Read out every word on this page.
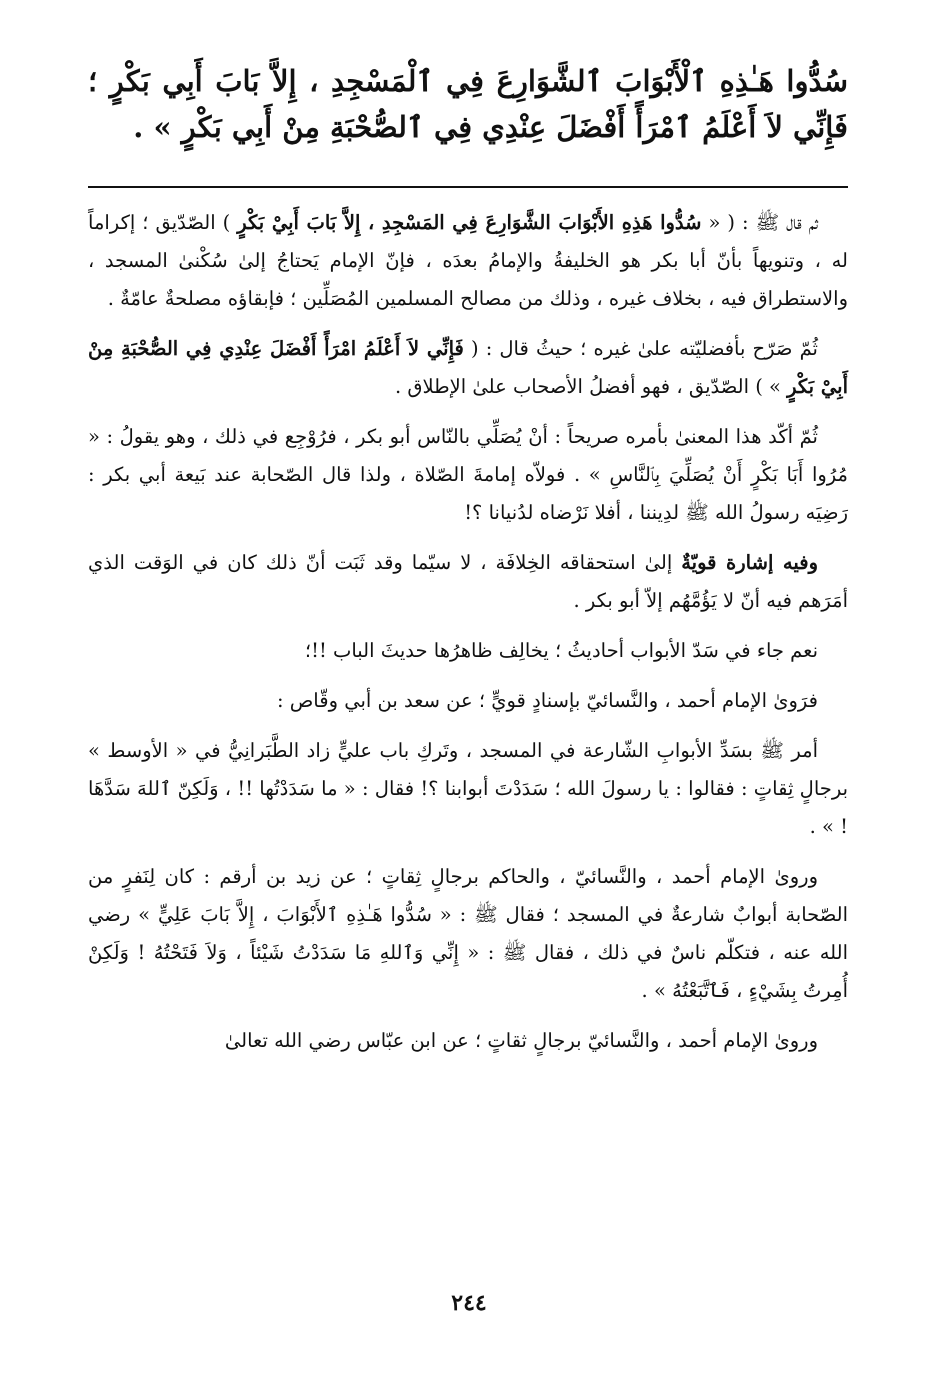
سُدُّوا هَـٰذِهِ ٱلْأَبْوَابَ ٱلشَّوَارِعَ فِي ٱلْمَسْجِدِ ، إِلاَّ بَابَ أَبِي بَكْرٍ ؛ فَإِنِّي لاَ أَعْلَمُ ٱمْرَأً أَفْضَلَ عِنْدِي فِي ٱلصُّحْبَةِ مِنْ أَبِي بَكْرٍ » .

ثم قال ﷺ : ( « سُدُّوا هَذِهِ الأَبْوَابَ الشَّوَارِعَ فِي المَسْجِدِ ، إِلاَّ بَابَ أَبِيْ بَكْرٍ ) الصّدّيق ؛ إكراماً له ، وتنويهاً بأنّ أبا بكر هو الخليفةُ والإمامُ بعدَه ، فإنّ الإمام يَحتاجُ إلىٰ سُكْنىٰ المسجد ، والاستطراق فيه ، بخلاف غيره ، وذلك من مصالح المسلمين المُصَلِّين ؛ فإبقاؤه مصلحةٌ عامّةٌ .

ثُمّ صَرّح بأفضليّته علىٰ غيره ؛ حيثُ قال : ( فَإِنِّي لاَ أَعْلَمُ امْرَأً أَفْضَلَ عِنْدِي فِي الصُّحْبَةِ مِنْ أَبِيْ بَكْرٍ » ) الصّدّيق ، فهو أفضلُ الأصحاب علىٰ الإطلاق .

ثُمّ أكّد هذا المعنىٰ بأمره صريحاً : أنْ يُصَلِّي بالنّاس أبو بكر ، فرُوْجِع في ذلك ، وهو يقولُ : « مُرُوا أَبَا بَكْرٍ أَنْ يُصَلِّيَ بِٱلنَّاسِ » . فولاّه إمامةَ الصّلاة ، ولذا قال الصّحابة عند بَيعة أبي بكر : رَضِيَه رسولُ الله ﷺ لدِيننا ، أفلا نَرْضاه لدُنيانا ؟!

وفيه إشارة قويّةٌ إلىٰ استحقاقه الخِلافَة ، لا سيّما وقد ثَبَت أنّ ذلك كان في الوَقت الذي أمَرَهم فيه أنّ لا يَؤُمَّهُم إلاّ أبو بكر .

نعم جاء في سَدّ الأبواب أحاديثُ ؛ يخالِف ظاهرُها حديثَ الباب !!؛

فرَوىٰ الإمام أحمد ، والنَّسائيّ بإسنادٍ قويٍّ ؛ عن سعد بن أبي وقّاص :

أمر ﷺ بسَدِّ الأبوابِ الشّارعة في المسجد ، وتَركِ باب عليٍّ زاد الطَّبَرانِيُّ في « الأوسط » برجالٍ ثِقاتٍ : فقالوا : يا رسولَ الله ؛ سَدَدْتَ أبوابنا ؟! فقال : « ما سَدَدْتُها !! ، وَلَكِنّ ٱللهَ سَدَّهَا ! » .

وروىٰ الإمام أحمد ، والنَّسائيّ ، والحاكم برجالٍ ثِقاتٍ ؛ عن زيد بن أرقم : كان لِنَفرٍ من الصّحابة أبوابٌ شارعةٌ في المسجد ؛ فقال ﷺ : « سُدُّوا هَـٰذِهِ ٱلأَبْوَابَ ، إِلاَّ بَابَ عَلِيٍّ » رضي الله عنه ، فتكلّم ناسٌ في ذلك ، فقال ﷺ : « إِنِّي وَٱللهِ مَا سَدَدْتُ شَيْئاً ، وَلاَ فَتَحْتُهُ ! وَلَكِنْ أُمِرتُ بِشَيْءٍ ، فَٱتَّبَعْتُهُ » .

وروىٰ الإمام أحمد ، والنَّسائيّ برجالٍ ثقاتٍ ؛ عن ابن عبّاس رضي الله تعالىٰ

٢٤٤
--- --- ---
> **Task instructions**
From the records given above, reproduce all text exactly and exclude each picture.

> **The completed task**
Read out every word on this page.
سُدُّوا هَـٰذِهِ ٱلْأَبْوَابَ ٱلشَّوَارِعَ فِي ٱلْمَسْجِدِ ، إِلاَّ بَابَ أَبِي بَكْرٍ ؛ فَإِنِّي لاَ أَعْلَمُ ٱمْرَأً أَفْضَلَ عِنْدِي فِي ٱلصُّحْبَةِ مِنْ أَبِي بَكْرٍ » .

ثم قال ﷺ : ( « سُدُّوا هَذِهِ الأَبْوَابَ الشَّوَارِعَ فِي المَسْجِدِ ، إِلاَّ بَابَ أَبِيْ بَكْرٍ ) الصّدّيق ؛ إكراماً له ، وتنويهاً بأنّ أبا بكر هو الخليفةُ والإمامُ بعدَه ، فإنّ الإمام يَحتاجُ إلىٰ سُكْنىٰ المسجد ، والاستطراق فيه ، بخلاف غيره ، وذلك من مصالح المسلمين المُصَلِّين ؛ فإبقاؤه مصلحةٌ عامّةٌ .

ثُمّ صَرّح بأفضليّته علىٰ غيره ؛ حيثُ قال : ( فَإِنِّي لاَ أَعْلَمُ امْرَأً أَفْضَلَ عِنْدِي فِي الصُّحْبَةِ مِنْ أَبِيْ بَكْرٍ » ) الصّدّيق ، فهو أفضلُ الأصحاب علىٰ الإطلاق .

ثُمّ أكّد هذا المعنىٰ بأمره صريحاً : أنْ يُصَلِّي بالنّاس أبو بكر ، فرُوْجِع في ذلك ، وهو يقولُ : « مُرُوا أَبَا بَكْرٍ أَنْ يُصَلِّيَ بِٱلنَّاسِ » . فولاّه إمامةَ الصّلاة ، ولذا قال الصّحابة عند بَيعة أبي بكر : رَضِيَه رسولُ الله ﷺ لدِيننا ، أفلا نَرْضاه لدُنيانا ؟!

وفيه إشارة قويّةٌ إلىٰ استحقاقه الخِلافَة ، لا سيّما وقد ثَبَت أنّ ذلك كان في الوَقت الذي أمَرَهم فيه أنّ لا يَؤُمَّهُم إلاّ أبو بكر .

نعم جاء في سَدّ الأبواب أحاديثُ ؛ يخالِف ظاهرُها حديثَ الباب !!؛

فرَوىٰ الإمام أحمد ، والنَّسائيّ بإسنادٍ قويٍّ ؛ عن سعد بن أبي وقّاص :

أمر ﷺ بسَدِّ الأبوابِ الشّارعة في المسجد ، وتَركِ باب عليٍّ زاد الطَّبَرانِيُّ في « الأوسط » برجالٍ ثِقاتٍ : فقالوا : يا رسولَ الله ؛ سَدَدْتَ أبوابنا ؟! فقال : « ما سَدَدْتُها !! ، وَلَكِنّ ٱللهَ سَدَّهَا ! » .

وروىٰ الإمام أحمد ، والنَّسائيّ ، والحاكم برجالٍ ثِقاتٍ ؛ عن زيد بن أرقم : كان لِنَفرٍ من الصّحابة أبوابٌ شارعةٌ في المسجد ؛ فقال ﷺ : « سُدُّوا هَـٰذِهِ ٱلأَبْوَابَ ، إِلاَّ بَابَ عَلِيٍّ » رضي الله عنه ، فتكلّم ناسٌ في ذلك ، فقال ﷺ : « إِنِّي وَٱللهِ مَا سَدَدْتُ شَيْئاً ، وَلاَ فَتَحْتُهُ ! وَلَكِنْ أُمِرتُ بِشَيْءٍ ، فَٱتَّبَعْتُهُ » .

وروىٰ الإمام أحمد ، والنَّسائيّ برجالٍ ثقاتٍ ؛ عن ابن عبّاس رضي الله تعالىٰ

٢٤٤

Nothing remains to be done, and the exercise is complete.